Aim of the task = Which lines in the records below contain the word "的图像向右平移个单位长度"? Copy each one out.

┄┄┄┄┄┄

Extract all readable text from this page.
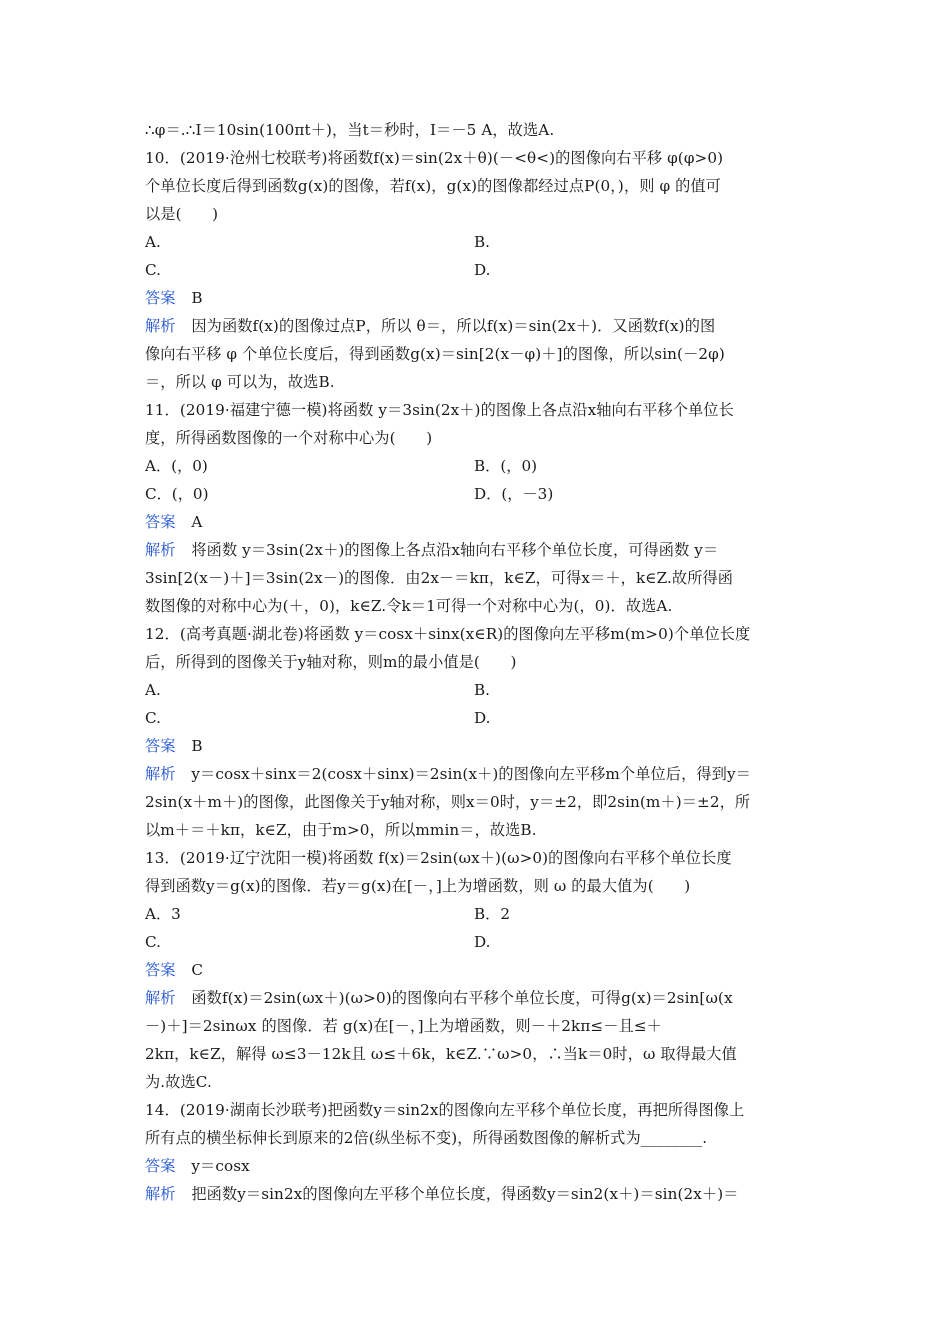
∴φ＝.∴I＝10sin(100πt＋)，当t＝秒时，I＝－5 A，故选A.
10．(2019·沧州七校联考)将函数f(x)＝sin(2x＋θ)(－<θ<)的图像向右平移 φ(φ>0)
个单位长度后得到函数g(x)的图像，若f(x)，g(x)的图像都经过点P(0，)，则 φ 的值可
以是(　　)
A.	B.
C.	D.
答案 B
解析 因为函数f(x)的图像过点P，所以 θ＝，所以f(x)＝sin(2x＋)．又函数f(x)的图
像向右平移 φ 个单位长度后，得到函数g(x)＝sin[2(x－φ)＋]的图像，所以sin(－2φ)
＝，所以 φ 可以为，故选B.
11．(2019·福建宁德一模)将函数 y＝3sin(2x＋)的图像上各点沿x轴向右平移个单位长
度，所得函数图像的一个对称中心为(　　)
A．(，0)	B．(，0)
C．(，0)	D．(，－3)
答案 A
解析 将函数 y＝3sin(2x＋)的图像上各点沿x轴向右平移个单位长度，可得函数 y＝
3sin[2(x－)＋]＝3sin(2x－)的图像．由2x－＝kπ，k∈Z，可得x＝＋，k∈Z.故所得函
数图像的对称中心为(＋，0)，k∈Z.令k＝1可得一个对称中心为(，0)．故选A.
12．(高考真题·湖北卷)将函数 y＝cosx＋sinx(x∈R)的图像向左平移m(m>0)个单位长度
后，所得到的图像关于y轴对称，则m的最小值是(　　)
A.	B.
C.	D.
答案 B
解析 y＝cosx＋sinx＝2(cosx＋sinx)＝2sin(x＋)的图像向左平移m个单位后，得到y＝
2sin(x＋m＋)的图像，此图像关于y轴对称，则x＝0时，y＝±2，即2sin(m＋)＝±2，所
以m＋＝＋kπ，k∈Z，由于m>0，所以mmin＝，故选B.
13．(2019·辽宁沈阳一模)将函数 f(x)＝2sin(ωx＋)(ω>0)的图像向右平移个单位长度
得到函数y＝g(x)的图像．若y＝g(x)在[－，]上为增函数，则 ω 的最大值为(　　)
A．3	B．2
C.	D.
答案 C
解析 函数f(x)＝2sin(ωx＋)(ω>0)的图像向右平移个单位长度，可得g(x)＝2sin[ω(x
－)＋]＝2sinωx 的图像．若 g(x)在[－，]上为增函数，则－＋2kπ≤－且≤＋
2kπ，k∈Z，解得 ω≤3－12k且 ω≤＋6k，k∈Z.∵ω>0，∴当k＝0时，ω 取得最大值
为.故选C.
14．(2019·湖南长沙联考)把函数y＝sin2x的图像向左平移个单位长度，再把所得图像上
所有点的横坐标伸长到原来的2倍(纵坐标不变)，所得函数图像的解析式为________.
答案 y＝cosx
解析 把函数y＝sin2x的图像向左平移个单位长度，得函数y＝sin2(x＋)＝sin(2x＋)＝
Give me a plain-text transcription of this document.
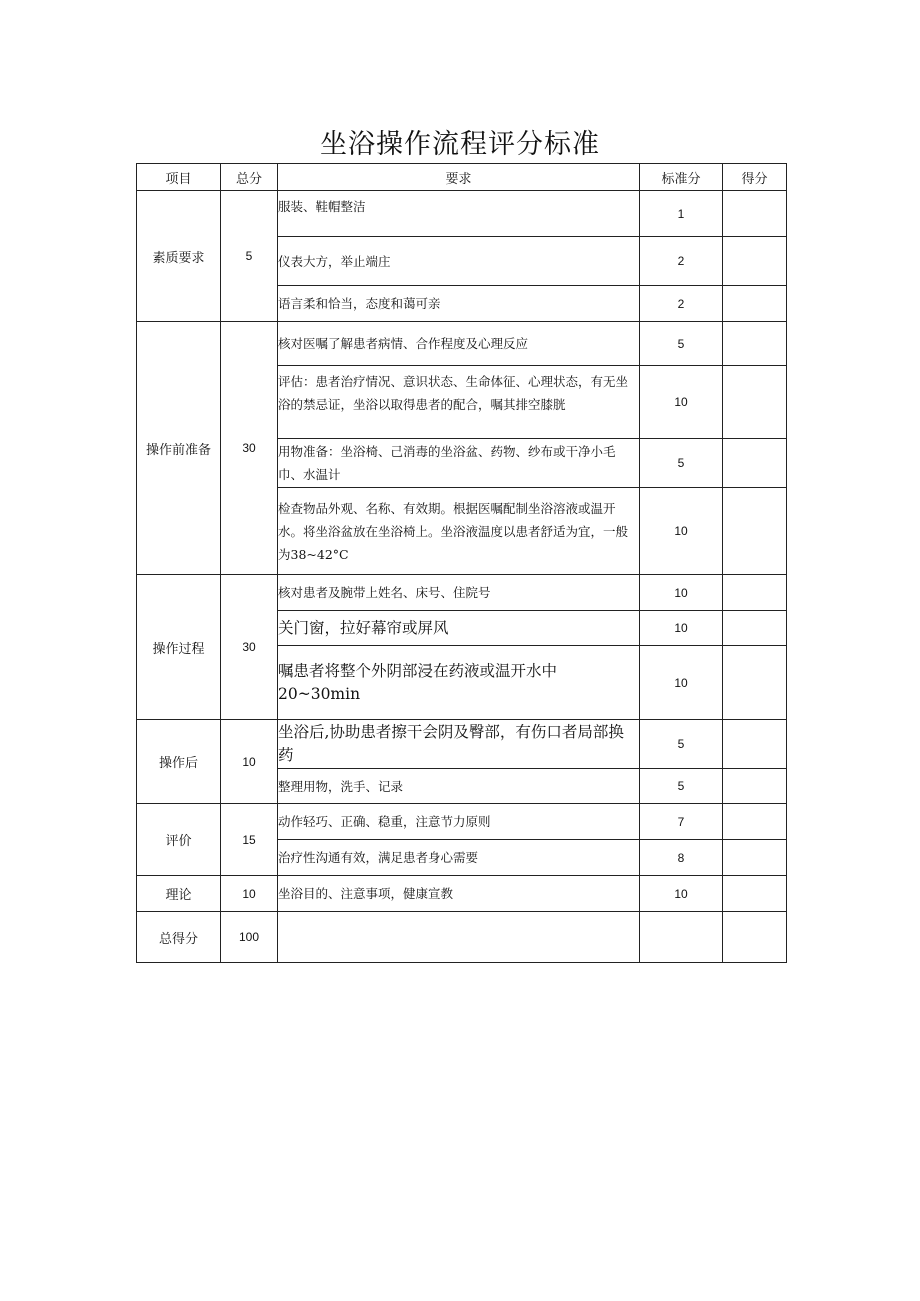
坐浴操作流程评分标准
项目	总分	要求	标准分	得分
素质要求	5	服装、鞋帽整洁	1	
		仪表大方，举止端庄	2	
		语言柔和恰当，态度和蔼可亲	2	
操作前准备	30	核对医嘱了解患者病情、合作程度及心理反应	5	
		评估：患者治疗情况、意识状态、生命体征、心理状态，有无坐浴的禁忌证，坐浴以取得患者的配合，嘱其排空膝胱	10	
		用物准备：坐浴椅、己消毒的坐浴盆、药物、纱布或干净小毛巾、水温计	5	
		检查物品外观、名称、有效期。根据医嘱配制坐浴溶液或温开水。将坐浴盆放在坐浴椅上。坐浴液温度以患者舒适为宜，一般为38~42°C	10	
操作过程	30	核对患者及腕带上姓名、床号、住院号	10	
		关门窗，拉好幕帘或屏风	10	
		嘱患者将整个外阴部浸在药液或温开水中20~30min	10	
操作后	10	坐浴后,协助患者擦干会阴及臀部，有伤口者局部换药	5	
		整理用物，洗手、记录	5	
评价	15	动作轻巧、正确、稳重，注意节力原则	7	
		治疗性沟通有效，满足患者身心需要	8	
理论	10	坐浴目的、注意事项，健康宣教	10	
总得分	100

┄┄┄┄┄┄

In response =
13．(2019·辽宁沈阳一模)将函数 f(x)＝2sin(ωx＋)(ω>0)的图像向右平移个单位长度
解析 函数f(x)＝2sin(ωx＋)(ω>0)的图像向右平移个单位长度，可得g(x)＝2sin[ω(x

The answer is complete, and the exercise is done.